Aim of the exercise: Give every entry again, word for word.

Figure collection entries
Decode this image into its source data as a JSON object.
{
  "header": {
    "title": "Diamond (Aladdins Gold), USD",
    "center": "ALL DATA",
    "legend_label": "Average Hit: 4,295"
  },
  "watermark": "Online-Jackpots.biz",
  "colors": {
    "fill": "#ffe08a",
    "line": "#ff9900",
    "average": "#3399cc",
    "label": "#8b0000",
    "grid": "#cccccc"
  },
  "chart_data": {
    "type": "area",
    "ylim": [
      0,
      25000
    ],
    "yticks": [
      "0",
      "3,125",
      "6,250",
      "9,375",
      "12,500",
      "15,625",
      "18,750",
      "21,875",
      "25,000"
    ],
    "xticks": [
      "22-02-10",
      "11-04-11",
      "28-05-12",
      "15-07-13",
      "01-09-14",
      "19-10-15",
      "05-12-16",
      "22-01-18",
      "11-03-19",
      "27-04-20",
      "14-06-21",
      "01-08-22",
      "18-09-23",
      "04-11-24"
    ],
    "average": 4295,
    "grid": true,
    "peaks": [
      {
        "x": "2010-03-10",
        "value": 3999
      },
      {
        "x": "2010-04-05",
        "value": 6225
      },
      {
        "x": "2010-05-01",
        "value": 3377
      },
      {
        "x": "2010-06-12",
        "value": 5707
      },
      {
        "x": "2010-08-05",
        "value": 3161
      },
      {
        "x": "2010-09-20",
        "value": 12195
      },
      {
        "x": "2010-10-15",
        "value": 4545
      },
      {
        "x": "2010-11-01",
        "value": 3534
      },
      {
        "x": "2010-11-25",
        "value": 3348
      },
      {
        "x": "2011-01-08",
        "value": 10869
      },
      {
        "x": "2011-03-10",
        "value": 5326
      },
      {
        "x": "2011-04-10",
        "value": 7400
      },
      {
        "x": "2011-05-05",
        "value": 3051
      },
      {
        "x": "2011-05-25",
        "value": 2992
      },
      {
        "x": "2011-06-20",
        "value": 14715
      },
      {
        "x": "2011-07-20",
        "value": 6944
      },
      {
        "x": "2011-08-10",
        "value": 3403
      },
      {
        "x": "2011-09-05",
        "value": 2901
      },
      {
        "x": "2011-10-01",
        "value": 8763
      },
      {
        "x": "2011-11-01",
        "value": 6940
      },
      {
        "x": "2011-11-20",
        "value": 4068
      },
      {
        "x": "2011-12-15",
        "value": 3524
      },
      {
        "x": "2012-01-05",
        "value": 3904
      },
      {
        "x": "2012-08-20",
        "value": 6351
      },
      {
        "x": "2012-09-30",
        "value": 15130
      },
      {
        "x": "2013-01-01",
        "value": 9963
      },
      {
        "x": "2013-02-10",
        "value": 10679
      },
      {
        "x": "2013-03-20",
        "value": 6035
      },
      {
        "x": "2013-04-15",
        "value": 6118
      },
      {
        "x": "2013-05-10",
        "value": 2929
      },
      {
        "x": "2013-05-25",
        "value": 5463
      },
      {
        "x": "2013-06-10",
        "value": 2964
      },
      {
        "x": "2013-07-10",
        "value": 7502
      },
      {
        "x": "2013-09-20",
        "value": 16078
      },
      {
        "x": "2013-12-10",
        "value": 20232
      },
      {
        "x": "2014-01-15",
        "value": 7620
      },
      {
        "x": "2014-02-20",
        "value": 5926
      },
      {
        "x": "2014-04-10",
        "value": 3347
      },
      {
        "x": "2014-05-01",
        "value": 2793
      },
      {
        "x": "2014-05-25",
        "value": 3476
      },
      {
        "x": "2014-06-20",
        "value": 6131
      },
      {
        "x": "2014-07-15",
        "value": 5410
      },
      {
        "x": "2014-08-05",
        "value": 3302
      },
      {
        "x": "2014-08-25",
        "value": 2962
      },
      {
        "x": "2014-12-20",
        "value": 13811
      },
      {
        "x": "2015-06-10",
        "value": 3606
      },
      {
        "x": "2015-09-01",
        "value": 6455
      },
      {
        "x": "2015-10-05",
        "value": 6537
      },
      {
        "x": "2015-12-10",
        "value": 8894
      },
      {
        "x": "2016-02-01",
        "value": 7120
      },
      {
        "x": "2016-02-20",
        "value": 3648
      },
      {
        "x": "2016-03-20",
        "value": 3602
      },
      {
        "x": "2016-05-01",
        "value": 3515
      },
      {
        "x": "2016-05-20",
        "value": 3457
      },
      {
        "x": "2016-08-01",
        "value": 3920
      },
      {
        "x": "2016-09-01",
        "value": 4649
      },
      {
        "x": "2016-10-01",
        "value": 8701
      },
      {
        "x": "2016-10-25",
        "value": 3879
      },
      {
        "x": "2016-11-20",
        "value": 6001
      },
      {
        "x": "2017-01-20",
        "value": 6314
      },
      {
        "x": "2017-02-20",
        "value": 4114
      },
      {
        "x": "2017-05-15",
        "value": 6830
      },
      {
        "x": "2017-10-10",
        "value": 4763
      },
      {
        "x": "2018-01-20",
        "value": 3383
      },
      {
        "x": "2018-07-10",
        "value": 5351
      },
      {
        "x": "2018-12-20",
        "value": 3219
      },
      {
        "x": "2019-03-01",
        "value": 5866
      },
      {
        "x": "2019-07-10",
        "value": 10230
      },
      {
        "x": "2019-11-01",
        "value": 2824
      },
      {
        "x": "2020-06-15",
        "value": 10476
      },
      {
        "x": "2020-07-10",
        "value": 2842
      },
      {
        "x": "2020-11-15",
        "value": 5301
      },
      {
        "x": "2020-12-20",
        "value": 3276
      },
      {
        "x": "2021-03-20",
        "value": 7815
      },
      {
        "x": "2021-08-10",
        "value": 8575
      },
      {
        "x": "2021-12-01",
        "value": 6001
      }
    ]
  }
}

Task answer:
Decode this image into its source data as a JSON object.
{
  "header": {
    "title": "Diamond (Aladdins Gold), USD",
    "center": "ALL DATA",
    "legend_label": "Average Hit: 4,295"
  },
  "watermark": "Online-Jackpots.biz",
  "colors": {
    "fill": "#ffe08a",
    "line": "#ff9900",
    "average": "#3399cc",
    "label": "#8b0000",
    "grid": "#cccccc"
  },
  "chart_data": {
    "type": "area",
    "ylim": [
      0,
      25000
    ],
    "yticks": [
      "0",
      "3,125",
      "6,250",
      "9,375",
      "12,500",
      "15,625",
      "18,750",
      "21,875",
      "25,000"
    ],
    "xticks": [
      "22-02-10",
      "11-04-11",
      "28-05-12",
      "15-07-13",
      "01-09-14",
      "19-10-15",
      "05-12-16",
      "22-01-18",
      "11-03-19",
      "27-04-20",
      "14-06-21",
      "01-08-22",
      "18-09-23",
      "04-11-24"
    ],
    "average": 4295,
    "grid": true,
    "peaks": [
      {
        "x": "2010-03-10",
        "value": 3999
      },
      {
        "x": "2010-04-05",
        "value": 6225
      },
      {
        "x": "2010-05-01",
        "value": 3377
      },
      {
        "x": "2010-06-12",
        "value": 5707
      },
      {
        "x": "2010-08-05",
        "value": 3161
      },
      {
        "x": "2010-09-20",
        "value": 12195
      },
      {
        "x": "2010-10-15",
        "value": 4545
      },
      {
        "x": "2010-11-01",
        "value": 3534
      },
      {
        "x": "2010-11-25",
        "value": 3348
      },
      {
        "x": "2011-01-08",
        "value": 10869
      },
      {
        "x": "2011-03-10",
        "value": 5326
      },
      {
        "x": "2011-04-10",
        "value": 7400
      },
      {
        "x": "2011-05-05",
        "value": 3051
      },
      {
        "x": "2011-05-25",
        "value": 2992
      },
      {
        "x": "2011-06-20",
        "value": 14715
      },
      {
        "x": "2011-07-20",
        "value": 6944
      },
      {
        "x": "2011-08-10",
        "value": 3403
      },
      {
        "x": "2011-09-05",
        "value": 2901
      },
      {
        "x": "2011-10-01",
        "value": 8763
      },
      {
        "x": "2011-11-01",
        "value": 6940
      },
      {
        "x": "2011-11-20",
        "value": 4068
      },
      {
        "x": "2011-12-15",
        "value": 3524
      },
      {
        "x": "2012-01-05",
        "value": 3904
      },
      {
        "x": "2012-08-20",
        "value": 6351
      },
      {
        "x": "2012-09-30",
        "value": 15130
      },
      {
        "x": "2013-01-01",
        "value": 9963
      },
      {
        "x": "2013-02-10",
        "value": 10679
      },
      {
        "x": "2013-03-20",
        "value": 6035
      },
      {
        "x": "2013-04-15",
        "value": 6118
      },
      {
        "x": "2013-05-10",
        "value": 2929
      },
      {
        "x": "2013-05-25",
        "value": 5463
      },
      {
        "x": "2013-06-10",
        "value": 2964
      },
      {
        "x": "2013-07-10",
        "value": 7502
      },
      {
        "x": "2013-09-20",
        "value": 16078
      },
      {
        "x": "2013-12-10",
        "value": 20232
      },
      {
        "x": "2014-01-15",
        "value": 7620
      },
      {
        "x": "2014-02-20",
        "value": 5926
      },
      {
        "x": "2014-04-10",
        "value": 3347
      },
      {
        "x": "2014-05-01",
        "value": 2793
      },
      {
        "x": "2014-05-25",
        "value": 3476
      },
      {
        "x": "2014-06-20",
        "value": 6131
      },
      {
        "x": "2014-07-15",
        "value": 5410
      },
      {
        "x": "2014-08-05",
        "value": 3302
      },
      {
        "x": "2014-08-25",
        "value": 2962
      },
      {
        "x": "2014-12-20",
        "value": 13811
      },
      {
        "x": "2015-06-10",
        "value": 3606
      },
      {
        "x": "2015-09-01",
        "value": 6455
      },
      {
        "x": "2015-10-05",
        "value": 6537
      },
      {
        "x": "2015-12-10",
        "value": 8894
      },
      {
        "x": "2016-02-01",
        "value": 7120
      },
      {
        "x": "2016-02-20",
        "value": 3648
      },
      {
        "x": "2016-03-20",
        "value": 3602
      },
      {
        "x": "2016-05-01",
        "value": 3515
      },
      {
        "x": "2016-05-20",
        "value": 3457
      },
      {
        "x": "2016-08-01",
        "value": 3920
      },
      {
        "x": "2016-09-01",
        "value": 4649
      },
      {
        "x": "2016-10-01",
        "value": 8701
      },
      {
        "x": "2016-10-25",
        "value": 3879
      },
      {
        "x": "2016-11-20",
        "value": 6001
      },
      {
        "x": "2017-01-20",
        "value": 6314
      },
      {
        "x": "2017-02-20",
        "value": 4114
      },
      {
        "x": "2017-05-15",
        "value": 6830
      },
      {
        "x": "2017-10-10",
        "value": 4763
      },
      {
        "x": "2018-01-20",
        "value": 3383
      },
      {
        "x": "2018-07-10",
        "value": 5351
      },
      {
        "x": "2018-12-20",
        "value": 3219
      },
      {
        "x": "2019-03-01",
        "value": 5866
      },
      {
        "x": "2019-07-10",
        "value": 10230
      },
      {
        "x": "2019-11-01",
        "value": 2824
      },
      {
        "x": "2020-06-15",
        "value": 10476
      },
      {
        "x": "2020-07-10",
        "value": 2842
      },
      {
        "x": "2020-11-15",
        "value": 5301
      },
      {
        "x": "2020-12-20",
        "value": 3276
      },
      {
        "x": "2021-03-20",
        "value": 7815
      },
      {
        "x": "2021-08-10",
        "value": 8575
      },
      {
        "x": "2021-12-01",
        "value": 6001
      }
    ]
  }
}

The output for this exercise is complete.